* Task brief: Give nothing except the number of lines containing the word "screenshot".

* Raw records:

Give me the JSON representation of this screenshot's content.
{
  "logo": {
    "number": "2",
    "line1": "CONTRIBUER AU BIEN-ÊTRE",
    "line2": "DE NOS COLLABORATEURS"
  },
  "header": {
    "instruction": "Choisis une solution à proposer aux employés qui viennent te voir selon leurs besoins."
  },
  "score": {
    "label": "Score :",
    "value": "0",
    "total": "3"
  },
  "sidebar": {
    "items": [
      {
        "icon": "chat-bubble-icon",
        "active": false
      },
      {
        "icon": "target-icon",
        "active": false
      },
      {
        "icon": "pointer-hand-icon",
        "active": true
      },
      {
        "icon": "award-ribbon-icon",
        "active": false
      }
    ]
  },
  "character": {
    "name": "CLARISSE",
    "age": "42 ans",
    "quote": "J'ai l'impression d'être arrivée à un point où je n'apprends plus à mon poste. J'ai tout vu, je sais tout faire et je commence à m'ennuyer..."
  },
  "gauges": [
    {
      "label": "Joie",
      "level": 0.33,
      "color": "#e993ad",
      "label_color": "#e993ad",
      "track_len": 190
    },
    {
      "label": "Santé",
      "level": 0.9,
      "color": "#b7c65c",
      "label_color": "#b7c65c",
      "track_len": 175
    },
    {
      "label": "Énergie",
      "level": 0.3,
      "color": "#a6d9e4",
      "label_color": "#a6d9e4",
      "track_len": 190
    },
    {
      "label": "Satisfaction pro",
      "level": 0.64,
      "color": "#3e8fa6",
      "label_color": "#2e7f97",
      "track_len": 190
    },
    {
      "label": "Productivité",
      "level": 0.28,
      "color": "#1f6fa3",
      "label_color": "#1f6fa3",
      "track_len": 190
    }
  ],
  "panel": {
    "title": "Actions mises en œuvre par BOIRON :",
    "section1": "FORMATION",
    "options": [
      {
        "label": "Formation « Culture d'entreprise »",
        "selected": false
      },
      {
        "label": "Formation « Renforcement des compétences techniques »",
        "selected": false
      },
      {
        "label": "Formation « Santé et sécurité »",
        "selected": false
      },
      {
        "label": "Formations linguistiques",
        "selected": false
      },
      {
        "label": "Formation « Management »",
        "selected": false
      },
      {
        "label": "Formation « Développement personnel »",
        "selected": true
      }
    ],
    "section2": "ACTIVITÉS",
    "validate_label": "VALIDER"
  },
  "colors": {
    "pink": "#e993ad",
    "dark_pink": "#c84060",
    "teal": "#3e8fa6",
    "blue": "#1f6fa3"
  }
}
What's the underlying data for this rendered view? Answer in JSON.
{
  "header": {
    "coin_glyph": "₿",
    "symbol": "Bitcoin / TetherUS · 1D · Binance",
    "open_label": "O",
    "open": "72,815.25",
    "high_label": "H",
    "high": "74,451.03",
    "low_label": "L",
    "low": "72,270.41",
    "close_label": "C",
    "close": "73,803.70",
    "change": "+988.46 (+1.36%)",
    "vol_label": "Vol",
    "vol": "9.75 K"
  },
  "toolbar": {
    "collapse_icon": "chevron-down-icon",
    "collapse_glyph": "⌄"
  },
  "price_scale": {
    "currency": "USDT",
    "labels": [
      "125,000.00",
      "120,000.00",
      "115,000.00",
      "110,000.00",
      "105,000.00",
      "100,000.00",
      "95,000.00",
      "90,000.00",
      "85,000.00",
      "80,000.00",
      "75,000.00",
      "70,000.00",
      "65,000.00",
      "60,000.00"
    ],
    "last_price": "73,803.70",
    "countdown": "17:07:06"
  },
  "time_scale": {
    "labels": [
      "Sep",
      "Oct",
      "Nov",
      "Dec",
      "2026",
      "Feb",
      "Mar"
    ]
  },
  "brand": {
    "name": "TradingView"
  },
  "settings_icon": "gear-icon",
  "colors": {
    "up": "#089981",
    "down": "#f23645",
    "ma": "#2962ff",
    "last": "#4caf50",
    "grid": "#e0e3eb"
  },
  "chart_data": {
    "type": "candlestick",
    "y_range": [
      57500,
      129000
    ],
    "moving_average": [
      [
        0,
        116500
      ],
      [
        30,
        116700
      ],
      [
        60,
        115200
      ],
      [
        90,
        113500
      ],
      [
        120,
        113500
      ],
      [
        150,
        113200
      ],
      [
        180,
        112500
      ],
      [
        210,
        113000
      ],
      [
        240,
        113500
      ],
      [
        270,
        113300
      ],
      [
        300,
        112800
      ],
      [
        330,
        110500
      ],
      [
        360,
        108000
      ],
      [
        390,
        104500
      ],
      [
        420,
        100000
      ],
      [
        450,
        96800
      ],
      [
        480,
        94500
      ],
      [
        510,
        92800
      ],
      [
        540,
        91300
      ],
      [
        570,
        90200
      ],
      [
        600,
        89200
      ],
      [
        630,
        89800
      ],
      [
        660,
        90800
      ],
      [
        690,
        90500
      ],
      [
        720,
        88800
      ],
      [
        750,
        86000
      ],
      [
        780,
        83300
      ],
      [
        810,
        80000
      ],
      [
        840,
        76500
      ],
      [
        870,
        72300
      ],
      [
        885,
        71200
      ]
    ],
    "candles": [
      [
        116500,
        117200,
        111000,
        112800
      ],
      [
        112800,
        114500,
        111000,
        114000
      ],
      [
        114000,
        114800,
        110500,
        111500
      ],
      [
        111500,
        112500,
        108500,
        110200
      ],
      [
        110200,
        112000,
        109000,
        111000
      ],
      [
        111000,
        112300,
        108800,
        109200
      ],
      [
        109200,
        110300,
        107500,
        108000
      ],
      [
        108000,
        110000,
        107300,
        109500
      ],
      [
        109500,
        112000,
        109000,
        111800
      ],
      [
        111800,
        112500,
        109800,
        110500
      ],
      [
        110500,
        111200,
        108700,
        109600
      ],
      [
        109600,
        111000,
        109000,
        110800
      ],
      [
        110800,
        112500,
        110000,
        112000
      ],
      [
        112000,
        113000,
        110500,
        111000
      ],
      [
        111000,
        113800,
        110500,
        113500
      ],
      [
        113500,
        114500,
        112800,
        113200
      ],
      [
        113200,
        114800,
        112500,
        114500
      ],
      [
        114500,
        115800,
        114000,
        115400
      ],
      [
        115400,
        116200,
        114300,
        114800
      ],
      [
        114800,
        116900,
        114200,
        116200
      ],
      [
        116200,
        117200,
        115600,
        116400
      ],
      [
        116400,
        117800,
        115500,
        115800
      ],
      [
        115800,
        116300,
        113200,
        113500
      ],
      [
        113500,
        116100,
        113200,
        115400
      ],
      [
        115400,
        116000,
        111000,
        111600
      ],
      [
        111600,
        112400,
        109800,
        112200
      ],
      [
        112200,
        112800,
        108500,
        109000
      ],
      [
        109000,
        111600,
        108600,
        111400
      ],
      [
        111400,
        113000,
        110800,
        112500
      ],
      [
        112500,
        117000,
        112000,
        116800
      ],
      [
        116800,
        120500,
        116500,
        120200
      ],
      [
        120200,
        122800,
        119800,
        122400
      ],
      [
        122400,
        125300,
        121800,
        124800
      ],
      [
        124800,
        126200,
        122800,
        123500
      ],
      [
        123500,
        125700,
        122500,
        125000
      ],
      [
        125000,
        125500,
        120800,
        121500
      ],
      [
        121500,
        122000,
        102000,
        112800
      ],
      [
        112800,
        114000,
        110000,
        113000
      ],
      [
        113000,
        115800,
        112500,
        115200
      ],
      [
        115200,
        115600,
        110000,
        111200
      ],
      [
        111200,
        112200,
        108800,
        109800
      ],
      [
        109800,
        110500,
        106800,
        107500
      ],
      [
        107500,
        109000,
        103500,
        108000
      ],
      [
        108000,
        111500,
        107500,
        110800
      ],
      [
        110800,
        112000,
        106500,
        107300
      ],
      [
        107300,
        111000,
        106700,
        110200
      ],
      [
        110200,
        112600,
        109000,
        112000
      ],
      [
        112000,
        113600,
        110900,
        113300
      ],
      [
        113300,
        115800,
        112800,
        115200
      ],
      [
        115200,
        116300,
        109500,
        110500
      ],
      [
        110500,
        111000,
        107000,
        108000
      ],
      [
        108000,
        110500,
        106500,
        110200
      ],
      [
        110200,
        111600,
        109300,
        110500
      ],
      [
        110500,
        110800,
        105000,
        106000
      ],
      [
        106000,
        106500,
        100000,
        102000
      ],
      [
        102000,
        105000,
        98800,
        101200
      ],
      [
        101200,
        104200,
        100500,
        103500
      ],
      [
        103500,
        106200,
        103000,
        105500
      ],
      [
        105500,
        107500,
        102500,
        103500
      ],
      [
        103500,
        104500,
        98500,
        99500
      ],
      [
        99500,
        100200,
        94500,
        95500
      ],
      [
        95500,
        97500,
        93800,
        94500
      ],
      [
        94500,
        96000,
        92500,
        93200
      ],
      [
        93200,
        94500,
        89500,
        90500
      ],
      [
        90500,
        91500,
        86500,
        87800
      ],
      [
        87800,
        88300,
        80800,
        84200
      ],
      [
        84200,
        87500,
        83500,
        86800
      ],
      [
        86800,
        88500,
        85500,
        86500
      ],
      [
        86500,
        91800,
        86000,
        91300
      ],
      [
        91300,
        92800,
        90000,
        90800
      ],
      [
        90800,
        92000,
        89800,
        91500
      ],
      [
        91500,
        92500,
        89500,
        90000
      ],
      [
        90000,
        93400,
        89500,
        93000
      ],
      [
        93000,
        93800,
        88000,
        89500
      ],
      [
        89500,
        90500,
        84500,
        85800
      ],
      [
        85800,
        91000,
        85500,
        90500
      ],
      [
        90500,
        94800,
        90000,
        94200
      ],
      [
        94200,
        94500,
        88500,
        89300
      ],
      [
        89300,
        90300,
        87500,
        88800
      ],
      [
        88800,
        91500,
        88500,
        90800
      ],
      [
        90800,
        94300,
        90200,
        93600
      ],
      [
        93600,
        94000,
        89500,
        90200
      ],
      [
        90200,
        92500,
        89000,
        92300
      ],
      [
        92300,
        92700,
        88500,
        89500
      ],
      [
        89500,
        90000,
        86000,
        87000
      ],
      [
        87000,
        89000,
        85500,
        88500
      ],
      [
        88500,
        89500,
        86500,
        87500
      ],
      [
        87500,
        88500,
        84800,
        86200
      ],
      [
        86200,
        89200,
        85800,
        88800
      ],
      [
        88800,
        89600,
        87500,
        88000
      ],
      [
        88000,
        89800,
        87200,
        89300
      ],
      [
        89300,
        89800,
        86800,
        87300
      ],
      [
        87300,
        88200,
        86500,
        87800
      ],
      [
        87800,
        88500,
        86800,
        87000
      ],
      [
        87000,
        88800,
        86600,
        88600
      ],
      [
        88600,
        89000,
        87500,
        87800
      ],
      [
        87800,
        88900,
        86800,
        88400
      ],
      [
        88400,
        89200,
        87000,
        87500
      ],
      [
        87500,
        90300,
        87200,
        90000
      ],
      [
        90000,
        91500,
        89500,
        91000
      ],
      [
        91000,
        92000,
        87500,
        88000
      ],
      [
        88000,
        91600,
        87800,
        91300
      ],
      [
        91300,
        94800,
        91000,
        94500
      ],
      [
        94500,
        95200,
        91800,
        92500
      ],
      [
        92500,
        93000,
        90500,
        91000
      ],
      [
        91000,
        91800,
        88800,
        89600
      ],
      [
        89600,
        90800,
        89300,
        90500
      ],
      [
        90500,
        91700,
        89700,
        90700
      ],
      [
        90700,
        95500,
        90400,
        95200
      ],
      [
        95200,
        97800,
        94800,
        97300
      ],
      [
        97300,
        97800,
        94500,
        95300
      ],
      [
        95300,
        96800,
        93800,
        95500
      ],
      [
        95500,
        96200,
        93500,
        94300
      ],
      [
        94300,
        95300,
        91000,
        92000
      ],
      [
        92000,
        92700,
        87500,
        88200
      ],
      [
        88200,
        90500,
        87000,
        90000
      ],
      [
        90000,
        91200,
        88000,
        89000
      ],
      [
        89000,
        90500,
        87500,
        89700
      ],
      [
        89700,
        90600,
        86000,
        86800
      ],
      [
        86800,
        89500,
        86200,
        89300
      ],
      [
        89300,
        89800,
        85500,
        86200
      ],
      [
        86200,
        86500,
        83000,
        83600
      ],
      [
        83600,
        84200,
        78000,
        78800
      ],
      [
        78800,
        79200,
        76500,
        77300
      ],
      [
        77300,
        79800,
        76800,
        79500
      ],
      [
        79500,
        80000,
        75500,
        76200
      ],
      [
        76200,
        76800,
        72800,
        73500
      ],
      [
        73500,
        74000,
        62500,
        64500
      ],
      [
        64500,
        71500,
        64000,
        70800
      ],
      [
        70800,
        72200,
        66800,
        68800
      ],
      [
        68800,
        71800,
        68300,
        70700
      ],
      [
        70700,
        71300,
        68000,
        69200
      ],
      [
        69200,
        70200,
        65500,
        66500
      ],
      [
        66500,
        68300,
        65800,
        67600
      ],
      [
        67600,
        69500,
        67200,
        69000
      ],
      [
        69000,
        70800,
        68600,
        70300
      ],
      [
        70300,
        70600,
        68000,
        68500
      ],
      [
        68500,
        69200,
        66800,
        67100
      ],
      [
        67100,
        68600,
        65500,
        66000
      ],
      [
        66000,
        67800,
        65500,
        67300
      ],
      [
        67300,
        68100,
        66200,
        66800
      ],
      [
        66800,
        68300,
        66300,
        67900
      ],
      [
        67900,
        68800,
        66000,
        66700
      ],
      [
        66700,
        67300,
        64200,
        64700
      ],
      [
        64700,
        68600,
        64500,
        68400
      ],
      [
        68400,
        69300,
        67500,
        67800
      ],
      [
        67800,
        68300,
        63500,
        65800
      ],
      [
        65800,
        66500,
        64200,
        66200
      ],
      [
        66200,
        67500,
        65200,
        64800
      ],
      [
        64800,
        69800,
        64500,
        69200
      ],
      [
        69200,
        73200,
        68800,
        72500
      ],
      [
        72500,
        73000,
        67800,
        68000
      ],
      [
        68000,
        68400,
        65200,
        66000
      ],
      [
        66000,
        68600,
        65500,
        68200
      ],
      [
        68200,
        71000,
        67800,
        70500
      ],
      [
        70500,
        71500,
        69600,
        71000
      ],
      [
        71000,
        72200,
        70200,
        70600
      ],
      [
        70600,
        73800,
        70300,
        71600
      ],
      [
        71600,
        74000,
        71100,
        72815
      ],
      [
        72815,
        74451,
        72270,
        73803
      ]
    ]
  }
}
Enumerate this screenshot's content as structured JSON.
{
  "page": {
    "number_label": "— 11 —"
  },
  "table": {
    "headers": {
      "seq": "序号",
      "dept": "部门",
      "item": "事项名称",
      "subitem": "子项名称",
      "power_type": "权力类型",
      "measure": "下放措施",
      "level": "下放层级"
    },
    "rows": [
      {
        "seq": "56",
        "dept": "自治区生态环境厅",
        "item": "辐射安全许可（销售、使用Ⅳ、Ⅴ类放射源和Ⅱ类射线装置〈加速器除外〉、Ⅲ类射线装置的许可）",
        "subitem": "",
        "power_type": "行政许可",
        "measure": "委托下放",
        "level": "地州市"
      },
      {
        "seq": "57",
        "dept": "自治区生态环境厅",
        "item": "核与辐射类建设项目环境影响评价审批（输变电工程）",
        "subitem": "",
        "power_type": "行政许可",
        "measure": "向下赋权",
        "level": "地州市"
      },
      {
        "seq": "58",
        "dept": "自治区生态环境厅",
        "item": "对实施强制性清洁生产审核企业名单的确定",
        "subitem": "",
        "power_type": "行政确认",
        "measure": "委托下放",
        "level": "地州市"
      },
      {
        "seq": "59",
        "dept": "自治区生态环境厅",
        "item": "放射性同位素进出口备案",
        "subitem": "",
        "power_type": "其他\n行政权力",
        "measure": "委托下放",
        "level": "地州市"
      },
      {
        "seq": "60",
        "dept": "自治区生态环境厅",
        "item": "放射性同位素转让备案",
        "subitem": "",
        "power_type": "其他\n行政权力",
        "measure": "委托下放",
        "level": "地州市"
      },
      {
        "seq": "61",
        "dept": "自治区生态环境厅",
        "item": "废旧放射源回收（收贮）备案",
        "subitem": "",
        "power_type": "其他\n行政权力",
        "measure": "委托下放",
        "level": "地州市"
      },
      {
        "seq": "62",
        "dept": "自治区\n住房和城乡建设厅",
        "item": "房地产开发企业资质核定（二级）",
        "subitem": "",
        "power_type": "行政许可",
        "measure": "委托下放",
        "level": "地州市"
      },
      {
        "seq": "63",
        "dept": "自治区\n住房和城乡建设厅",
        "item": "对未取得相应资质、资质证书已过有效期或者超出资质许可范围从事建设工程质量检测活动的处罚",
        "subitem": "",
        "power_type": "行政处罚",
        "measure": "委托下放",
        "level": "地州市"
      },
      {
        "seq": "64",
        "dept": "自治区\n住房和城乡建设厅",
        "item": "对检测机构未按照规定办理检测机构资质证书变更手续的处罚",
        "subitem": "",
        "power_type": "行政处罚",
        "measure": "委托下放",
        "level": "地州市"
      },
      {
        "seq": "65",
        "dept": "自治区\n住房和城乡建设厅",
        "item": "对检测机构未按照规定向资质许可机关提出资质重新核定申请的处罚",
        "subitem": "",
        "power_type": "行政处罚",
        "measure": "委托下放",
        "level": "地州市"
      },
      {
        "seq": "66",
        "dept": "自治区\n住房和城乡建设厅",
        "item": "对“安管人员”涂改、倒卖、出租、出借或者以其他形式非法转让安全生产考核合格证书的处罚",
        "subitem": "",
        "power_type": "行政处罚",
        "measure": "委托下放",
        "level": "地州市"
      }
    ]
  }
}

* Solution: 2